Part of a data file:

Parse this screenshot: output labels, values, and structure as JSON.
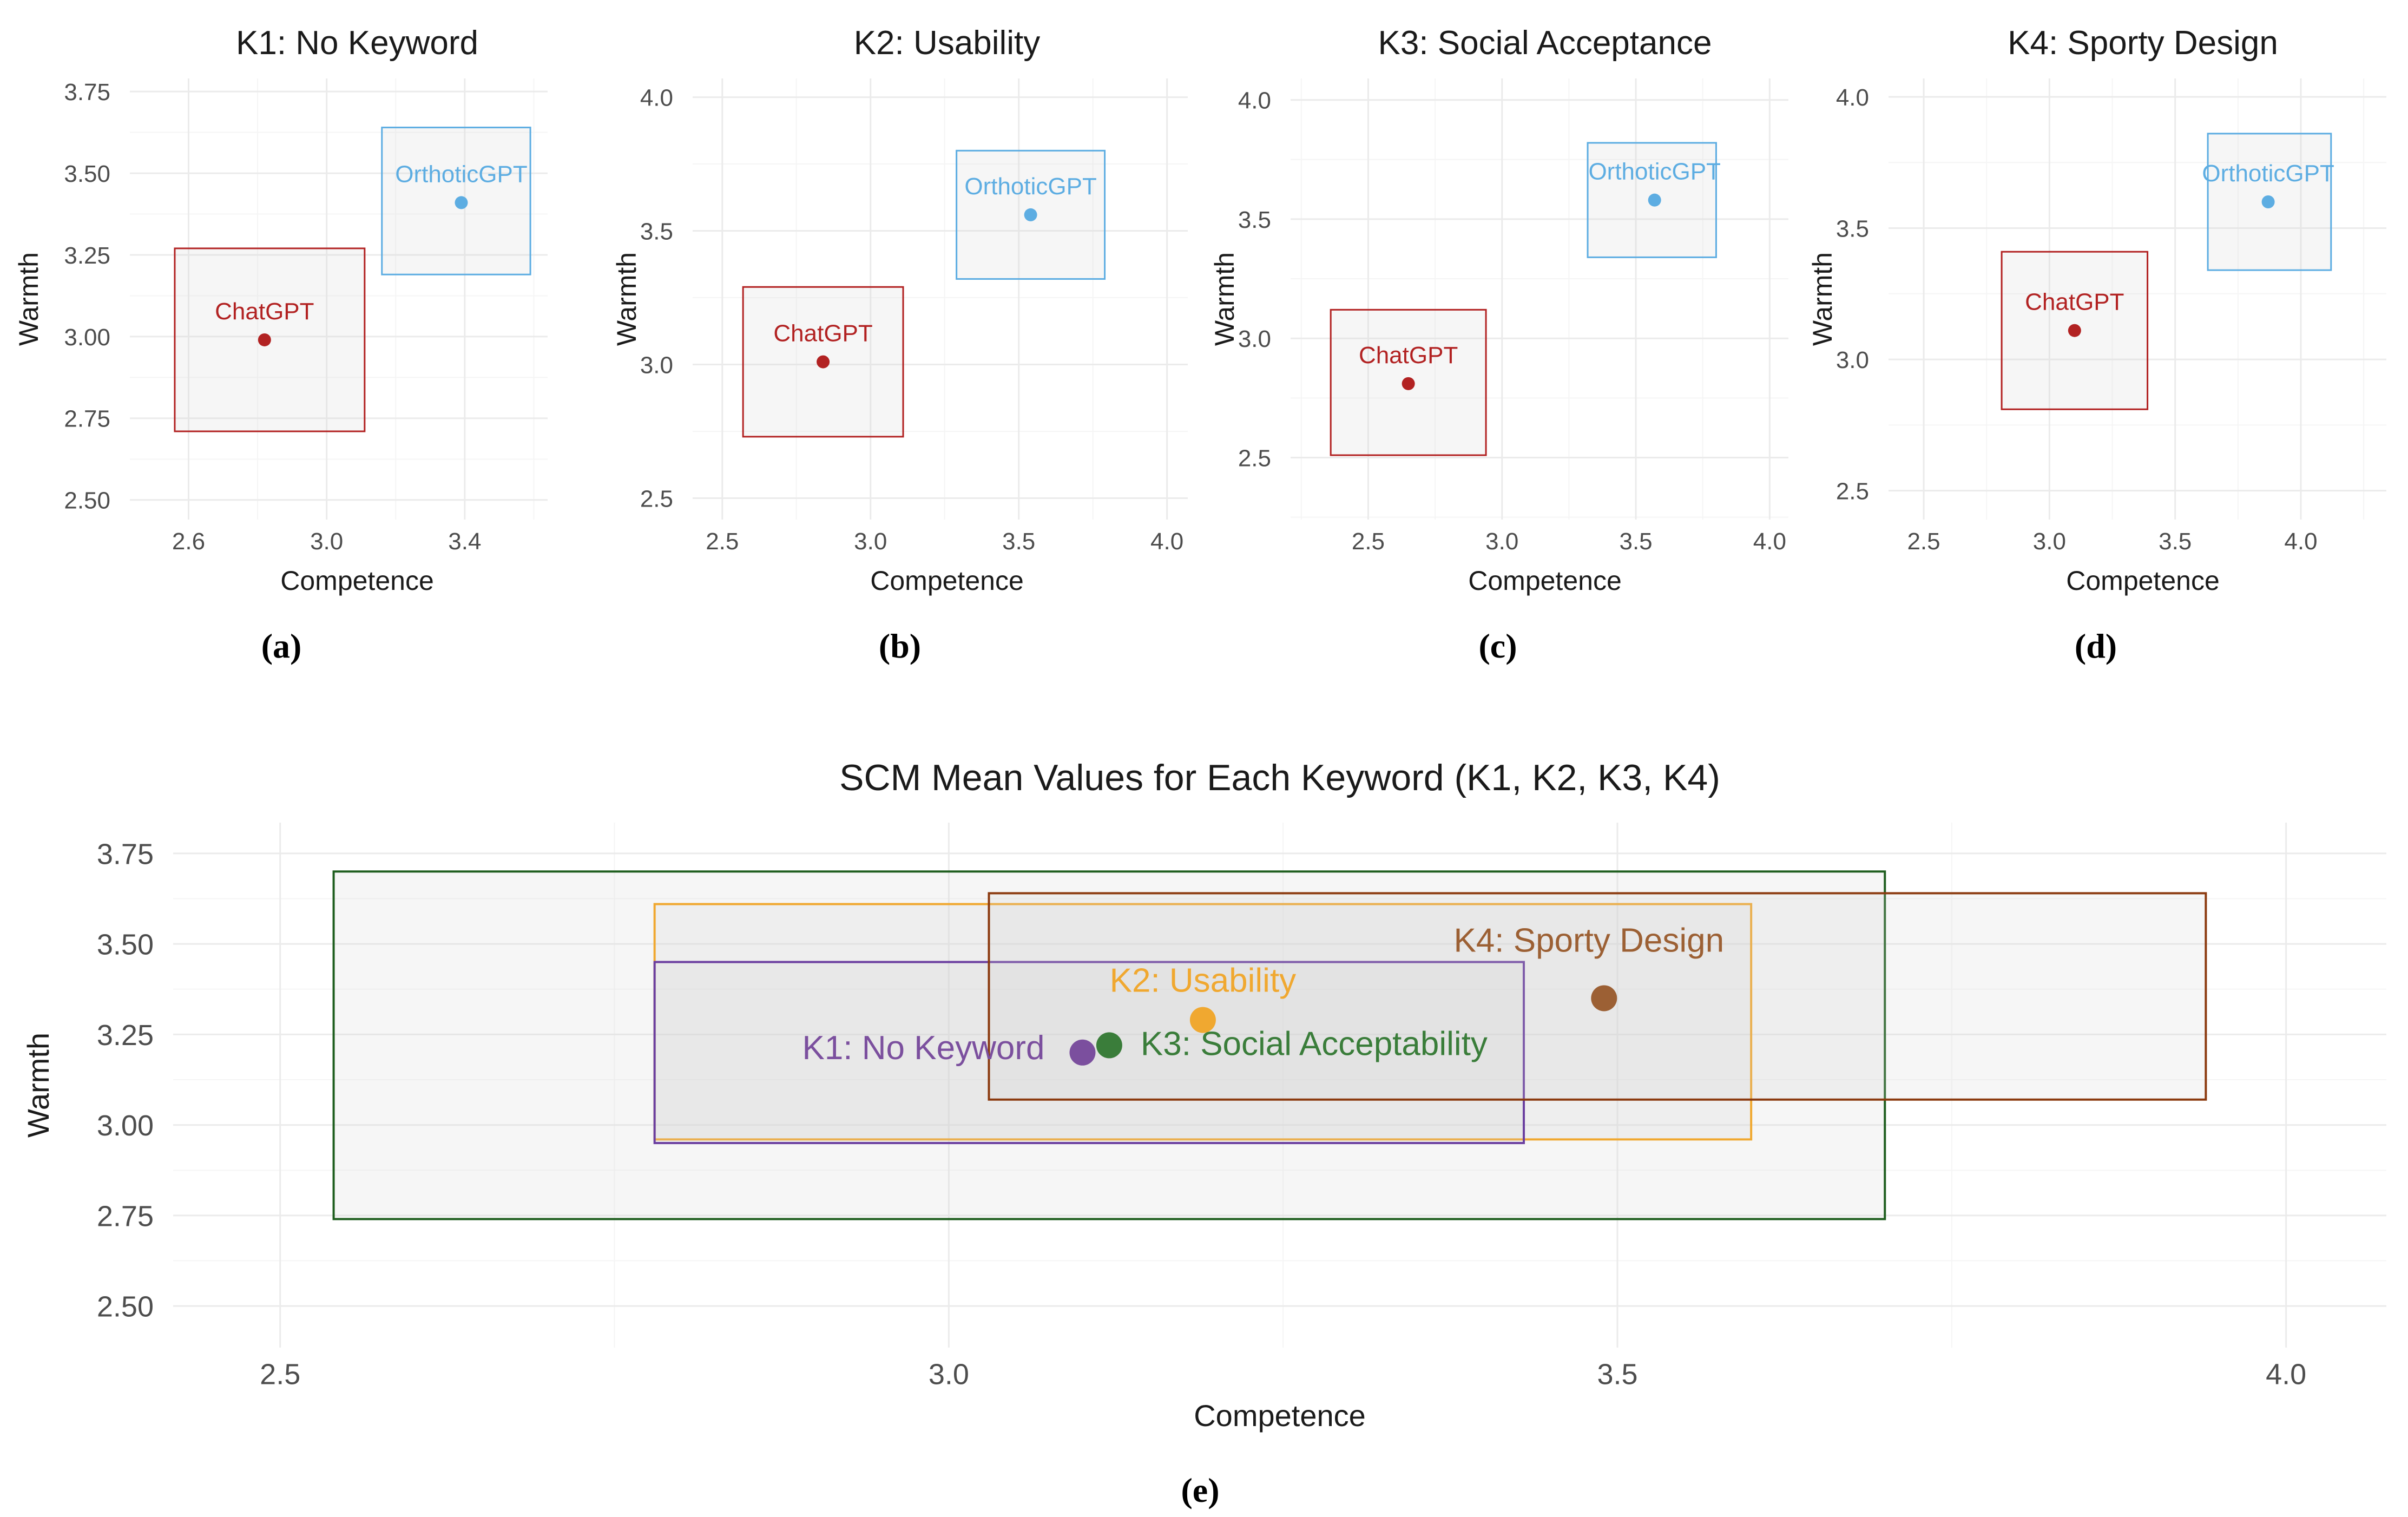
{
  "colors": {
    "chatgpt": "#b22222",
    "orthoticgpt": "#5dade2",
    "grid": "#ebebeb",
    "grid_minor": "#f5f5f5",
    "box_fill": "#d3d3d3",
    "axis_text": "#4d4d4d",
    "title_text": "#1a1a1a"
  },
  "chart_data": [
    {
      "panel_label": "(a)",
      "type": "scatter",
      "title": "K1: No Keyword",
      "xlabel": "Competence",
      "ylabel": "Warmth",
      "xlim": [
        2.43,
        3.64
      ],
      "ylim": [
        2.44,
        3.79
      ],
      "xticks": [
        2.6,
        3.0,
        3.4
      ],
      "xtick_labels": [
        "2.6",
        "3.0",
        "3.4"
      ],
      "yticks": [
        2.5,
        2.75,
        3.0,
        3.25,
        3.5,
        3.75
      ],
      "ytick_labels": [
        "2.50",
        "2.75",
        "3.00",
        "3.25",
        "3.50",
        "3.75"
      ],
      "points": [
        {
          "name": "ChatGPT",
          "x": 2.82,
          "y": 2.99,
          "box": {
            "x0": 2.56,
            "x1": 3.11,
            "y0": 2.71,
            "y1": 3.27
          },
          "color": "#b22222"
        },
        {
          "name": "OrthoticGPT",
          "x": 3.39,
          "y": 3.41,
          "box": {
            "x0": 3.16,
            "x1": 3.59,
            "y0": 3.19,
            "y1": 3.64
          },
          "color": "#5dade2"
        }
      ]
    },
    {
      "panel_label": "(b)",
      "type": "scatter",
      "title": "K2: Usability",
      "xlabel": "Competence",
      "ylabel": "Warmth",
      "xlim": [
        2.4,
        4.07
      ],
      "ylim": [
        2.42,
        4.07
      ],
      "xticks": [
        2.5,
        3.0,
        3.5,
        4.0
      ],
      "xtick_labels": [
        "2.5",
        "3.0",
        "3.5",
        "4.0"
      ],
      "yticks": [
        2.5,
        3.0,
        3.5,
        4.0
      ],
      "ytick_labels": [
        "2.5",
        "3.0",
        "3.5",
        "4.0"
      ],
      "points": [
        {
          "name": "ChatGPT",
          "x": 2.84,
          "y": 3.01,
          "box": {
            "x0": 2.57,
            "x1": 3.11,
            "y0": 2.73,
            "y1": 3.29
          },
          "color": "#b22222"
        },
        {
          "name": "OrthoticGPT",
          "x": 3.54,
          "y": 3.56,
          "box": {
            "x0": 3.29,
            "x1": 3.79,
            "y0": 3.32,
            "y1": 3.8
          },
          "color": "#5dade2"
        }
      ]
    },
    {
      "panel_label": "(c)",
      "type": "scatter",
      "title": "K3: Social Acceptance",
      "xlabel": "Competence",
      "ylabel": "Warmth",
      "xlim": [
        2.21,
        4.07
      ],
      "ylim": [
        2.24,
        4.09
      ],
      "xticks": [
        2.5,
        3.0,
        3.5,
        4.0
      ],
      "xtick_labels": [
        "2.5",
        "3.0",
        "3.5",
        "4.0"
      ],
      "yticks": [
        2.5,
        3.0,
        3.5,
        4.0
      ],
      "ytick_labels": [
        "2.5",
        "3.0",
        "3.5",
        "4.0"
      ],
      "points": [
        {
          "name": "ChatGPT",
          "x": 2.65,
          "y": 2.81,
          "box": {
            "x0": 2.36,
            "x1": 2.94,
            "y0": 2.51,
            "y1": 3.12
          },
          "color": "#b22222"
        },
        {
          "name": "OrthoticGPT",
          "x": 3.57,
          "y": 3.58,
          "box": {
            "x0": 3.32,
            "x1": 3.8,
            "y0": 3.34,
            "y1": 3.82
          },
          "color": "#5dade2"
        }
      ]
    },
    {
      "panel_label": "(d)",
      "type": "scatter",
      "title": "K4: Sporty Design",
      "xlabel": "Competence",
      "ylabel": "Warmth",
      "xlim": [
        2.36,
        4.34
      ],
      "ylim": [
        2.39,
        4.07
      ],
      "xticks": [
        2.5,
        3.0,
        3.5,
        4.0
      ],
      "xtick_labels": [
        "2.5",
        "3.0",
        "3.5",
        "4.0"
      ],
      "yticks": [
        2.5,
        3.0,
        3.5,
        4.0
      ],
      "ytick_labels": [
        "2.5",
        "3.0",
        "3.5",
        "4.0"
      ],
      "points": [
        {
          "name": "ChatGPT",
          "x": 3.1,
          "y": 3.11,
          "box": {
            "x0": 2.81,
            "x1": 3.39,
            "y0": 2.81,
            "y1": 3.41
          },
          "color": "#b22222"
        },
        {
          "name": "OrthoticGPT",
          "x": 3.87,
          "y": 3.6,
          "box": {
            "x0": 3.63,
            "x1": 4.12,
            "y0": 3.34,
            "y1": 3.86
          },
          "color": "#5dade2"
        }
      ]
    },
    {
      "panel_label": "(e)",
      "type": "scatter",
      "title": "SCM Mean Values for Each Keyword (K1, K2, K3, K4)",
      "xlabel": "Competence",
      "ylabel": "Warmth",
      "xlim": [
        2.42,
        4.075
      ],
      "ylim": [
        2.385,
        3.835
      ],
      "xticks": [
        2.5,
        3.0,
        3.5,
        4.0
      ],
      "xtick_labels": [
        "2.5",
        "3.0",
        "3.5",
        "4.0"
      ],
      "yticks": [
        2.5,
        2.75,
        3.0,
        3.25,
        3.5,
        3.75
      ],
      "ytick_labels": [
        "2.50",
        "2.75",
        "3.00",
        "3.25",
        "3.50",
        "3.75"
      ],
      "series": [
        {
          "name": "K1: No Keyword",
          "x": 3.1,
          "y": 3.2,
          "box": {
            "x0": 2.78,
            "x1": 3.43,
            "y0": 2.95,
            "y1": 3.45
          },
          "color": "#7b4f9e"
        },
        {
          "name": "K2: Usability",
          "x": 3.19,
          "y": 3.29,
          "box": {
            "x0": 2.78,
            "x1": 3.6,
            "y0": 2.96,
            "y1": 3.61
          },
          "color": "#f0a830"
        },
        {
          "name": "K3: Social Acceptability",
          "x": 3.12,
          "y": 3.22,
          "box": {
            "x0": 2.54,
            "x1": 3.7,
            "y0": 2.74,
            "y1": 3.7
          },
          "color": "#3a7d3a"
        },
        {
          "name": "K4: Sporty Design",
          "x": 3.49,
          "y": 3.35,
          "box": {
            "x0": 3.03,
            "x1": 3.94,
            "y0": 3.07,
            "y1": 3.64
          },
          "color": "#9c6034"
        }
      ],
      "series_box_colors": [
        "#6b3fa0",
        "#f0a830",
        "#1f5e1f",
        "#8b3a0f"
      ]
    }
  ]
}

▶ WHAT YOU WILL DO:
Copy out all the data exactly; skip the pictures.

▶ SOLUTION BELOW:
Parse this screenshot: output labels, values, and structure as JSON.
{
  "colors": {
    "chatgpt": "#b22222",
    "orthoticgpt": "#5dade2",
    "grid": "#ebebeb",
    "grid_minor": "#f5f5f5",
    "box_fill": "#d3d3d3",
    "axis_text": "#4d4d4d",
    "title_text": "#1a1a1a"
  },
  "chart_data": [
    {
      "panel_label": "(a)",
      "type": "scatter",
      "title": "K1: No Keyword",
      "xlabel": "Competence",
      "ylabel": "Warmth",
      "xlim": [
        2.43,
        3.64
      ],
      "ylim": [
        2.44,
        3.79
      ],
      "xticks": [
        2.6,
        3.0,
        3.4
      ],
      "xtick_labels": [
        "2.6",
        "3.0",
        "3.4"
      ],
      "yticks": [
        2.5,
        2.75,
        3.0,
        3.25,
        3.5,
        3.75
      ],
      "ytick_labels": [
        "2.50",
        "2.75",
        "3.00",
        "3.25",
        "3.50",
        "3.75"
      ],
      "points": [
        {
          "name": "ChatGPT",
          "x": 2.82,
          "y": 2.99,
          "box": {
            "x0": 2.56,
            "x1": 3.11,
            "y0": 2.71,
            "y1": 3.27
          },
          "color": "#b22222"
        },
        {
          "name": "OrthoticGPT",
          "x": 3.39,
          "y": 3.41,
          "box": {
            "x0": 3.16,
            "x1": 3.59,
            "y0": 3.19,
            "y1": 3.64
          },
          "color": "#5dade2"
        }
      ]
    },
    {
      "panel_label": "(b)",
      "type": "scatter",
      "title": "K2: Usability",
      "xlabel": "Competence",
      "ylabel": "Warmth",
      "xlim": [
        2.4,
        4.07
      ],
      "ylim": [
        2.42,
        4.07
      ],
      "xticks": [
        2.5,
        3.0,
        3.5,
        4.0
      ],
      "xtick_labels": [
        "2.5",
        "3.0",
        "3.5",
        "4.0"
      ],
      "yticks": [
        2.5,
        3.0,
        3.5,
        4.0
      ],
      "ytick_labels": [
        "2.5",
        "3.0",
        "3.5",
        "4.0"
      ],
      "points": [
        {
          "name": "ChatGPT",
          "x": 2.84,
          "y": 3.01,
          "box": {
            "x0": 2.57,
            "x1": 3.11,
            "y0": 2.73,
            "y1": 3.29
          },
          "color": "#b22222"
        },
        {
          "name": "OrthoticGPT",
          "x": 3.54,
          "y": 3.56,
          "box": {
            "x0": 3.29,
            "x1": 3.79,
            "y0": 3.32,
            "y1": 3.8
          },
          "color": "#5dade2"
        }
      ]
    },
    {
      "panel_label": "(c)",
      "type": "scatter",
      "title": "K3: Social Acceptance",
      "xlabel": "Competence",
      "ylabel": "Warmth",
      "xlim": [
        2.21,
        4.07
      ],
      "ylim": [
        2.24,
        4.09
      ],
      "xticks": [
        2.5,
        3.0,
        3.5,
        4.0
      ],
      "xtick_labels": [
        "2.5",
        "3.0",
        "3.5",
        "4.0"
      ],
      "yticks": [
        2.5,
        3.0,
        3.5,
        4.0
      ],
      "ytick_labels": [
        "2.5",
        "3.0",
        "3.5",
        "4.0"
      ],
      "points": [
        {
          "name": "ChatGPT",
          "x": 2.65,
          "y": 2.81,
          "box": {
            "x0": 2.36,
            "x1": 2.94,
            "y0": 2.51,
            "y1": 3.12
          },
          "color": "#b22222"
        },
        {
          "name": "OrthoticGPT",
          "x": 3.57,
          "y": 3.58,
          "box": {
            "x0": 3.32,
            "x1": 3.8,
            "y0": 3.34,
            "y1": 3.82
          },
          "color": "#5dade2"
        }
      ]
    },
    {
      "panel_label": "(d)",
      "type": "scatter",
      "title": "K4: Sporty Design",
      "xlabel": "Competence",
      "ylabel": "Warmth",
      "xlim": [
        2.36,
        4.34
      ],
      "ylim": [
        2.39,
        4.07
      ],
      "xticks": [
        2.5,
        3.0,
        3.5,
        4.0
      ],
      "xtick_labels": [
        "2.5",
        "3.0",
        "3.5",
        "4.0"
      ],
      "yticks": [
        2.5,
        3.0,
        3.5,
        4.0
      ],
      "ytick_labels": [
        "2.5",
        "3.0",
        "3.5",
        "4.0"
      ],
      "points": [
        {
          "name": "ChatGPT",
          "x": 3.1,
          "y": 3.11,
          "box": {
            "x0": 2.81,
            "x1": 3.39,
            "y0": 2.81,
            "y1": 3.41
          },
          "color": "#b22222"
        },
        {
          "name": "OrthoticGPT",
          "x": 3.87,
          "y": 3.6,
          "box": {
            "x0": 3.63,
            "x1": 4.12,
            "y0": 3.34,
            "y1": 3.86
          },
          "color": "#5dade2"
        }
      ]
    },
    {
      "panel_label": "(e)",
      "type": "scatter",
      "title": "SCM Mean Values for Each Keyword (K1, K2, K3, K4)",
      "xlabel": "Competence",
      "ylabel": "Warmth",
      "xlim": [
        2.42,
        4.075
      ],
      "ylim": [
        2.385,
        3.835
      ],
      "xticks": [
        2.5,
        3.0,
        3.5,
        4.0
      ],
      "xtick_labels": [
        "2.5",
        "3.0",
        "3.5",
        "4.0"
      ],
      "yticks": [
        2.5,
        2.75,
        3.0,
        3.25,
        3.5,
        3.75
      ],
      "ytick_labels": [
        "2.50",
        "2.75",
        "3.00",
        "3.25",
        "3.50",
        "3.75"
      ],
      "series": [
        {
          "name": "K1: No Keyword",
          "x": 3.1,
          "y": 3.2,
          "box": {
            "x0": 2.78,
            "x1": 3.43,
            "y0": 2.95,
            "y1": 3.45
          },
          "color": "#7b4f9e"
        },
        {
          "name": "K2: Usability",
          "x": 3.19,
          "y": 3.29,
          "box": {
            "x0": 2.78,
            "x1": 3.6,
            "y0": 2.96,
            "y1": 3.61
          },
          "color": "#f0a830"
        },
        {
          "name": "K3: Social Acceptability",
          "x": 3.12,
          "y": 3.22,
          "box": {
            "x0": 2.54,
            "x1": 3.7,
            "y0": 2.74,
            "y1": 3.7
          },
          "color": "#3a7d3a"
        },
        {
          "name": "K4: Sporty Design",
          "x": 3.49,
          "y": 3.35,
          "box": {
            "x0": 3.03,
            "x1": 3.94,
            "y0": 3.07,
            "y1": 3.64
          },
          "color": "#9c6034"
        }
      ],
      "series_box_colors": [
        "#6b3fa0",
        "#f0a830",
        "#1f5e1f",
        "#8b3a0f"
      ]
    }
  ]
}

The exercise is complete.